DO THIS -> Repeat every line below exactly, word for word.

WORKING DATA ->
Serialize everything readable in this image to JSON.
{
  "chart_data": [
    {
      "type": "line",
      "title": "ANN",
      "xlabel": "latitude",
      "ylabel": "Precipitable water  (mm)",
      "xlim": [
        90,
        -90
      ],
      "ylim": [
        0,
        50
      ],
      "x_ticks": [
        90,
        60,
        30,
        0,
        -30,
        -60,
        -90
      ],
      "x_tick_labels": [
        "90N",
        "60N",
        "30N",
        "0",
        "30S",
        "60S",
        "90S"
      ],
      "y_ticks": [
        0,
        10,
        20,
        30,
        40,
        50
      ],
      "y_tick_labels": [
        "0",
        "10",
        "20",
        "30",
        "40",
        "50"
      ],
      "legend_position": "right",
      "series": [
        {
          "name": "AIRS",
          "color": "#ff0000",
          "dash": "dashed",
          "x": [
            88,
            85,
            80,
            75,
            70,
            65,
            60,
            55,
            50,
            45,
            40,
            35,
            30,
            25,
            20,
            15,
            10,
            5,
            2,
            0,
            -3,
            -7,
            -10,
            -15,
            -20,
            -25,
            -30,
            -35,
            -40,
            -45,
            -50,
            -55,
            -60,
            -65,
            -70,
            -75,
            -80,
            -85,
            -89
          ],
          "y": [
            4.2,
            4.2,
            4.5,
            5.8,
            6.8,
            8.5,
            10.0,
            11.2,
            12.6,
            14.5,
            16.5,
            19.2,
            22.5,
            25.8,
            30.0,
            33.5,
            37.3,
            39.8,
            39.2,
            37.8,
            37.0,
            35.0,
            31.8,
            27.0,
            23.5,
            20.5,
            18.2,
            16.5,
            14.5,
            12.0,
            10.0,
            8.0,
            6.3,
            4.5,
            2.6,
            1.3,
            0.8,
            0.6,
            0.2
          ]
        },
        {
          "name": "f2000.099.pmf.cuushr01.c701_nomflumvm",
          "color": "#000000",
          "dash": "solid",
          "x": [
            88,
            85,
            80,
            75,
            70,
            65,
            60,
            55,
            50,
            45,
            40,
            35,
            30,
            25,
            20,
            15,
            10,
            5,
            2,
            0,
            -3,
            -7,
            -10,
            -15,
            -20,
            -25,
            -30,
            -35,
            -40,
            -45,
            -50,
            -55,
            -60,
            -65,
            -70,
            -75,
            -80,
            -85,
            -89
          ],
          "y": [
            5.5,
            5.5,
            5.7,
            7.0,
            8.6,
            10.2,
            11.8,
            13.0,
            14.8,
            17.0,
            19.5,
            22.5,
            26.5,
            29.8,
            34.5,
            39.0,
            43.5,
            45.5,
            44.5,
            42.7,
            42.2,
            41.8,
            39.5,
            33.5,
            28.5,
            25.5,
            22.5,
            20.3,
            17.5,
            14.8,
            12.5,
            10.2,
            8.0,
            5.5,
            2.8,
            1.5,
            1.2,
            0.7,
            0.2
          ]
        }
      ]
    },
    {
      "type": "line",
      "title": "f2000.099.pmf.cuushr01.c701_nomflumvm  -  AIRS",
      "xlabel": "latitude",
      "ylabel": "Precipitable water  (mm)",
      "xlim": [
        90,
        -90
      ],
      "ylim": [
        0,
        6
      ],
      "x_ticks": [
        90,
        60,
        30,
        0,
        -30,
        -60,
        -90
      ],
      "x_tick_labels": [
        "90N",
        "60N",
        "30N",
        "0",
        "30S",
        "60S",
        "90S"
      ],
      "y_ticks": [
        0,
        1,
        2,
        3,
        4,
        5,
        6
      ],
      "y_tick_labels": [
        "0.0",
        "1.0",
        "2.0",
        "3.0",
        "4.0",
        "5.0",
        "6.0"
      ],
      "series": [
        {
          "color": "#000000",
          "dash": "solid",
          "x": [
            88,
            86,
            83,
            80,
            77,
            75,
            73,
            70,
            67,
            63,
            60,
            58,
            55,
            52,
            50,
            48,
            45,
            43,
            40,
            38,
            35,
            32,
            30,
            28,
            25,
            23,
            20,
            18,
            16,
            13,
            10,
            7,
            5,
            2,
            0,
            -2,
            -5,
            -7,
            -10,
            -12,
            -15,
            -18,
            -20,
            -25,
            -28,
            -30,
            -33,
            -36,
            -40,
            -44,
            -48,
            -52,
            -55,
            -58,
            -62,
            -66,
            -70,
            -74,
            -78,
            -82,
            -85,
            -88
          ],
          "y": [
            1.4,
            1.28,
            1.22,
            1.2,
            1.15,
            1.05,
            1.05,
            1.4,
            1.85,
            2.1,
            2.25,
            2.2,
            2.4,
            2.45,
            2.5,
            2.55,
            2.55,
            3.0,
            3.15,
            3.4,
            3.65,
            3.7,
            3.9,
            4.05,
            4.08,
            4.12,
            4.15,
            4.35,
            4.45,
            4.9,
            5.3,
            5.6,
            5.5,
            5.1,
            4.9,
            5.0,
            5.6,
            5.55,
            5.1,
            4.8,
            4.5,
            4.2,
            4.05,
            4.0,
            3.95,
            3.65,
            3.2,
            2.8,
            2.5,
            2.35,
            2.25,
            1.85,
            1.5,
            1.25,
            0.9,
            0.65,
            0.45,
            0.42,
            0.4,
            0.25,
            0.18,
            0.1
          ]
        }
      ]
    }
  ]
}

EXPECTED OUTPUT ->
Serialize everything readable in this image to JSON.
{
  "chart_data": [
    {
      "type": "line",
      "title": "ANN",
      "xlabel": "latitude",
      "ylabel": "Precipitable water  (mm)",
      "xlim": [
        90,
        -90
      ],
      "ylim": [
        0,
        50
      ],
      "x_ticks": [
        90,
        60,
        30,
        0,
        -30,
        -60,
        -90
      ],
      "x_tick_labels": [
        "90N",
        "60N",
        "30N",
        "0",
        "30S",
        "60S",
        "90S"
      ],
      "y_ticks": [
        0,
        10,
        20,
        30,
        40,
        50
      ],
      "y_tick_labels": [
        "0",
        "10",
        "20",
        "30",
        "40",
        "50"
      ],
      "legend_position": "right",
      "series": [
        {
          "name": "AIRS",
          "color": "#ff0000",
          "dash": "dashed",
          "x": [
            88,
            85,
            80,
            75,
            70,
            65,
            60,
            55,
            50,
            45,
            40,
            35,
            30,
            25,
            20,
            15,
            10,
            5,
            2,
            0,
            -3,
            -7,
            -10,
            -15,
            -20,
            -25,
            -30,
            -35,
            -40,
            -45,
            -50,
            -55,
            -60,
            -65,
            -70,
            -75,
            -80,
            -85,
            -89
          ],
          "y": [
            4.2,
            4.2,
            4.5,
            5.8,
            6.8,
            8.5,
            10.0,
            11.2,
            12.6,
            14.5,
            16.5,
            19.2,
            22.5,
            25.8,
            30.0,
            33.5,
            37.3,
            39.8,
            39.2,
            37.8,
            37.0,
            35.0,
            31.8,
            27.0,
            23.5,
            20.5,
            18.2,
            16.5,
            14.5,
            12.0,
            10.0,
            8.0,
            6.3,
            4.5,
            2.6,
            1.3,
            0.8,
            0.6,
            0.2
          ]
        },
        {
          "name": "f2000.099.pmf.cuushr01.c701_nomflumvm",
          "color": "#000000",
          "dash": "solid",
          "x": [
            88,
            85,
            80,
            75,
            70,
            65,
            60,
            55,
            50,
            45,
            40,
            35,
            30,
            25,
            20,
            15,
            10,
            5,
            2,
            0,
            -3,
            -7,
            -10,
            -15,
            -20,
            -25,
            -30,
            -35,
            -40,
            -45,
            -50,
            -55,
            -60,
            -65,
            -70,
            -75,
            -80,
            -85,
            -89
          ],
          "y": [
            5.5,
            5.5,
            5.7,
            7.0,
            8.6,
            10.2,
            11.8,
            13.0,
            14.8,
            17.0,
            19.5,
            22.5,
            26.5,
            29.8,
            34.5,
            39.0,
            43.5,
            45.5,
            44.5,
            42.7,
            42.2,
            41.8,
            39.5,
            33.5,
            28.5,
            25.5,
            22.5,
            20.3,
            17.5,
            14.8,
            12.5,
            10.2,
            8.0,
            5.5,
            2.8,
            1.5,
            1.2,
            0.7,
            0.2
          ]
        }
      ]
    },
    {
      "type": "line",
      "title": "f2000.099.pmf.cuushr01.c701_nomflumvm  -  AIRS",
      "xlabel": "latitude",
      "ylabel": "Precipitable water  (mm)",
      "xlim": [
        90,
        -90
      ],
      "ylim": [
        0,
        6
      ],
      "x_ticks": [
        90,
        60,
        30,
        0,
        -30,
        -60,
        -90
      ],
      "x_tick_labels": [
        "90N",
        "60N",
        "30N",
        "0",
        "30S",
        "60S",
        "90S"
      ],
      "y_ticks": [
        0,
        1,
        2,
        3,
        4,
        5,
        6
      ],
      "y_tick_labels": [
        "0.0",
        "1.0",
        "2.0",
        "3.0",
        "4.0",
        "5.0",
        "6.0"
      ],
      "series": [
        {
          "color": "#000000",
          "dash": "solid",
          "x": [
            88,
            86,
            83,
            80,
            77,
            75,
            73,
            70,
            67,
            63,
            60,
            58,
            55,
            52,
            50,
            48,
            45,
            43,
            40,
            38,
            35,
            32,
            30,
            28,
            25,
            23,
            20,
            18,
            16,
            13,
            10,
            7,
            5,
            2,
            0,
            -2,
            -5,
            -7,
            -10,
            -12,
            -15,
            -18,
            -20,
            -25,
            -28,
            -30,
            -33,
            -36,
            -40,
            -44,
            -48,
            -52,
            -55,
            -58,
            -62,
            -66,
            -70,
            -74,
            -78,
            -82,
            -85,
            -88
          ],
          "y": [
            1.4,
            1.28,
            1.22,
            1.2,
            1.15,
            1.05,
            1.05,
            1.4,
            1.85,
            2.1,
            2.25,
            2.2,
            2.4,
            2.45,
            2.5,
            2.55,
            2.55,
            3.0,
            3.15,
            3.4,
            3.65,
            3.7,
            3.9,
            4.05,
            4.08,
            4.12,
            4.15,
            4.35,
            4.45,
            4.9,
            5.3,
            5.6,
            5.5,
            5.1,
            4.9,
            5.0,
            5.6,
            5.55,
            5.1,
            4.8,
            4.5,
            4.2,
            4.05,
            4.0,
            3.95,
            3.65,
            3.2,
            2.8,
            2.5,
            2.35,
            2.25,
            1.85,
            1.5,
            1.25,
            0.9,
            0.65,
            0.45,
            0.42,
            0.4,
            0.25,
            0.18,
            0.1
          ]
        }
      ]
    }
  ]
}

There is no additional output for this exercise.